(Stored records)
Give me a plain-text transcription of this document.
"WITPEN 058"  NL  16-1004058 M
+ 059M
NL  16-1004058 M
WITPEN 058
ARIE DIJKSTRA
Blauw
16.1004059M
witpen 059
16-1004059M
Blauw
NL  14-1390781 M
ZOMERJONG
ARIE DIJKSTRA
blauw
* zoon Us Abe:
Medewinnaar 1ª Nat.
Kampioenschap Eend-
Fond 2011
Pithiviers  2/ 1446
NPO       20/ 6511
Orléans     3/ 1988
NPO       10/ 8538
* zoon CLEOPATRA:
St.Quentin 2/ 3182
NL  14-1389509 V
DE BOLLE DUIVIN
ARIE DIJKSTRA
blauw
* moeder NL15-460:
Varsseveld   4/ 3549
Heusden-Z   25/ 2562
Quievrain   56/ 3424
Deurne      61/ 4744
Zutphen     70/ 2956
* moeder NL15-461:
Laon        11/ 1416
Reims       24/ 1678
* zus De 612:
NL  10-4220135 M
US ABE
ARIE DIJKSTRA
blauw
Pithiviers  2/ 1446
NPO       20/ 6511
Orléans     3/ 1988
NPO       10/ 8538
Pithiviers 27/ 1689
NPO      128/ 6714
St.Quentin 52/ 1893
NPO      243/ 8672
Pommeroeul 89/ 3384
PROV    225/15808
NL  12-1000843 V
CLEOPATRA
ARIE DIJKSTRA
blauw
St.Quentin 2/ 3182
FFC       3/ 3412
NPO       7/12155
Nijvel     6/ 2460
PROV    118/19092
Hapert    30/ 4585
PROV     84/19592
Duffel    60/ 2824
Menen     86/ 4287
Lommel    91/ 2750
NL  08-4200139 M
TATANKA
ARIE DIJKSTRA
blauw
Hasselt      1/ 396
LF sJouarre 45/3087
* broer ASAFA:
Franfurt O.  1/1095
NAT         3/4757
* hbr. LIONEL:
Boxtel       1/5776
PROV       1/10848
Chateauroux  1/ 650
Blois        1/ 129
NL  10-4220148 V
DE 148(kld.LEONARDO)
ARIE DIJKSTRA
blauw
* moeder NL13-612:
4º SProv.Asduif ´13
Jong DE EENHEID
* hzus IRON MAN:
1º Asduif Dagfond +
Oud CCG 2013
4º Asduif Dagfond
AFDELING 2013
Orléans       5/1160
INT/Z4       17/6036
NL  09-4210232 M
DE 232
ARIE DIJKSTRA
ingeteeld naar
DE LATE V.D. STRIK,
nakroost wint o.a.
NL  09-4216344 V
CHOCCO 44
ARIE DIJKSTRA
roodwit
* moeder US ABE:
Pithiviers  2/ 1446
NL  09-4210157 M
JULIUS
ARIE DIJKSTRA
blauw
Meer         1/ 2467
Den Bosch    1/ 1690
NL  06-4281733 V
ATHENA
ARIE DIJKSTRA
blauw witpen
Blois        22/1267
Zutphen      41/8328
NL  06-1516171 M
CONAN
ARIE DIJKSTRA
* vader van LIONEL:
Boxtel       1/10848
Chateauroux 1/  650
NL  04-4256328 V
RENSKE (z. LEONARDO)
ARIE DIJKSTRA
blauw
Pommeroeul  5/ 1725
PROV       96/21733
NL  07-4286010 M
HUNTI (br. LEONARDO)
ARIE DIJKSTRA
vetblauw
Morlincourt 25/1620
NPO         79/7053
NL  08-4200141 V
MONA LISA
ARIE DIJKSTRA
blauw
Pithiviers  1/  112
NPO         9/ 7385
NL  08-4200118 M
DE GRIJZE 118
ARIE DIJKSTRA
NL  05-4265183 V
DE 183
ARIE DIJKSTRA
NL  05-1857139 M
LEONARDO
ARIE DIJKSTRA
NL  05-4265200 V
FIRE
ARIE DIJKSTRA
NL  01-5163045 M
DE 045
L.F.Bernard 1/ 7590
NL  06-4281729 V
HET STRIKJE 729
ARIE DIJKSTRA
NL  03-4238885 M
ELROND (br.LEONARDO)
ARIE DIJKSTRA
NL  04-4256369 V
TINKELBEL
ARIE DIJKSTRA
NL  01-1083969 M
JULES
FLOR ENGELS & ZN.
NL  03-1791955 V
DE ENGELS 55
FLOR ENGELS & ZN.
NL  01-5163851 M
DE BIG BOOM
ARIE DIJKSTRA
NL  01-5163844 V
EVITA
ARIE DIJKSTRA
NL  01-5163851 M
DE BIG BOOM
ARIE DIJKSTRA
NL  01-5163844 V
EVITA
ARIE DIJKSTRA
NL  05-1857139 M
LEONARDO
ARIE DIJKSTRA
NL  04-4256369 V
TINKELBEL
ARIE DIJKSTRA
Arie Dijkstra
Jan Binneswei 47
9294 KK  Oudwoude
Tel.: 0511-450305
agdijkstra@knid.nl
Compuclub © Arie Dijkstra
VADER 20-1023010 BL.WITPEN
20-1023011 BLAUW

* [EXERCISE DETAILS]
Write out every line of the records exactly.

* [ANSWER TO THIS EXERCISE]
Give me a plain-text transcription of this document.
"WITPEN 058"  NL  16-1004058 M
+ 059M
NL  16-1004058 M
WITPEN 058
ARIE DIJKSTRA
Blauw
16.1004059M
witpen 059
16-1004059M
Blauw
NL  14-1390781 M
ZOMERJONG
ARIE DIJKSTRA
blauw
* zoon Us Abe:
Medewinnaar 1ª Nat.
Kampioenschap Eend-
Fond 2011
Pithiviers  2/ 1446
NPO       20/ 6511
Orléans     3/ 1988
NPO       10/ 8538
* zoon CLEOPATRA:
St.Quentin 2/ 3182
NL  14-1389509 V
DE BOLLE DUIVIN
ARIE DIJKSTRA
blauw
* moeder NL15-460:
Varsseveld   4/ 3549
Heusden-Z   25/ 2562
Quievrain   56/ 3424
Deurne      61/ 4744
Zutphen     70/ 2956
* moeder NL15-461:
Laon        11/ 1416
Reims       24/ 1678
* zus De 612:
NL  10-4220135 M
US ABE
ARIE DIJKSTRA
blauw
Pithiviers  2/ 1446
NPO       20/ 6511
Orléans     3/ 1988
NPO       10/ 8538
Pithiviers 27/ 1689
NPO      128/ 6714
St.Quentin 52/ 1893
NPO      243/ 8672
Pommeroeul 89/ 3384
PROV    225/15808
NL  12-1000843 V
CLEOPATRA
ARIE DIJKSTRA
blauw
St.Quentin 2/ 3182
FFC       3/ 3412
NPO       7/12155
Nijvel     6/ 2460
PROV    118/19092
Hapert    30/ 4585
PROV     84/19592
Duffel    60/ 2824
Menen     86/ 4287
Lommel    91/ 2750
NL  08-4200139 M
TATANKA
ARIE DIJKSTRA
blauw
Hasselt      1/ 396
LF sJouarre 45/3087
* broer ASAFA:
Franfurt O.  1/1095
NAT         3/4757
* hbr. LIONEL:
Boxtel       1/5776
PROV       1/10848
Chateauroux  1/ 650
Blois        1/ 129
NL  10-4220148 V
DE 148(kld.LEONARDO)
ARIE DIJKSTRA
blauw
* moeder NL13-612:
4º SProv.Asduif ´13
Jong DE EENHEID
* hzus IRON MAN:
1º Asduif Dagfond +
Oud CCG 2013
4º Asduif Dagfond
AFDELING 2013
Orléans       5/1160
INT/Z4       17/6036
NL  09-4210232 M
DE 232
ARIE DIJKSTRA
ingeteeld naar
DE LATE V.D. STRIK,
nakroost wint o.a.
NL  09-4216344 V
CHOCCO 44
ARIE DIJKSTRA
roodwit
* moeder US ABE:
Pithiviers  2/ 1446
NL  09-4210157 M
JULIUS
ARIE DIJKSTRA
blauw
Meer         1/ 2467
Den Bosch    1/ 1690
NL  06-4281733 V
ATHENA
ARIE DIJKSTRA
blauw witpen
Blois        22/1267
Zutphen      41/8328
NL  06-1516171 M
CONAN
ARIE DIJKSTRA
* vader van LIONEL:
Boxtel       1/10848
Chateauroux 1/  650
NL  04-4256328 V
RENSKE (z. LEONARDO)
ARIE DIJKSTRA
blauw
Pommeroeul  5/ 1725
PROV       96/21733
NL  07-4286010 M
HUNTI (br. LEONARDO)
ARIE DIJKSTRA
vetblauw
Morlincourt 25/1620
NPO         79/7053
NL  08-4200141 V
MONA LISA
ARIE DIJKSTRA
blauw
Pithiviers  1/  112
NPO         9/ 7385
NL  08-4200118 M
DE GRIJZE 118
ARIE DIJKSTRA
NL  05-4265183 V
DE 183
ARIE DIJKSTRA
NL  05-1857139 M
LEONARDO
ARIE DIJKSTRA
NL  05-4265200 V
FIRE
ARIE DIJKSTRA
NL  01-5163045 M
DE 045
L.F.Bernard 1/ 7590
NL  06-4281729 V
HET STRIKJE 729
ARIE DIJKSTRA
NL  03-4238885 M
ELROND (br.LEONARDO)
ARIE DIJKSTRA
NL  04-4256369 V
TINKELBEL
ARIE DIJKSTRA
NL  01-1083969 M
JULES
FLOR ENGELS & ZN.
NL  03-1791955 V
DE ENGELS 55
FLOR ENGELS & ZN.
NL  01-5163851 M
DE BIG BOOM
ARIE DIJKSTRA
NL  01-5163844 V
EVITA
ARIE DIJKSTRA
NL  01-5163851 M
DE BIG BOOM
ARIE DIJKSTRA
NL  01-5163844 V
EVITA
ARIE DIJKSTRA
NL  05-1857139 M
LEONARDO
ARIE DIJKSTRA
NL  04-4256369 V
TINKELBEL
ARIE DIJKSTRA
Arie Dijkstra
Jan Binneswei 47
9294 KK  Oudwoude
Tel.: 0511-450305
agdijkstra@knid.nl
Compuclub © Arie Dijkstra
VADER 20-1023010 BL.WITPEN
20-1023011 BLAUW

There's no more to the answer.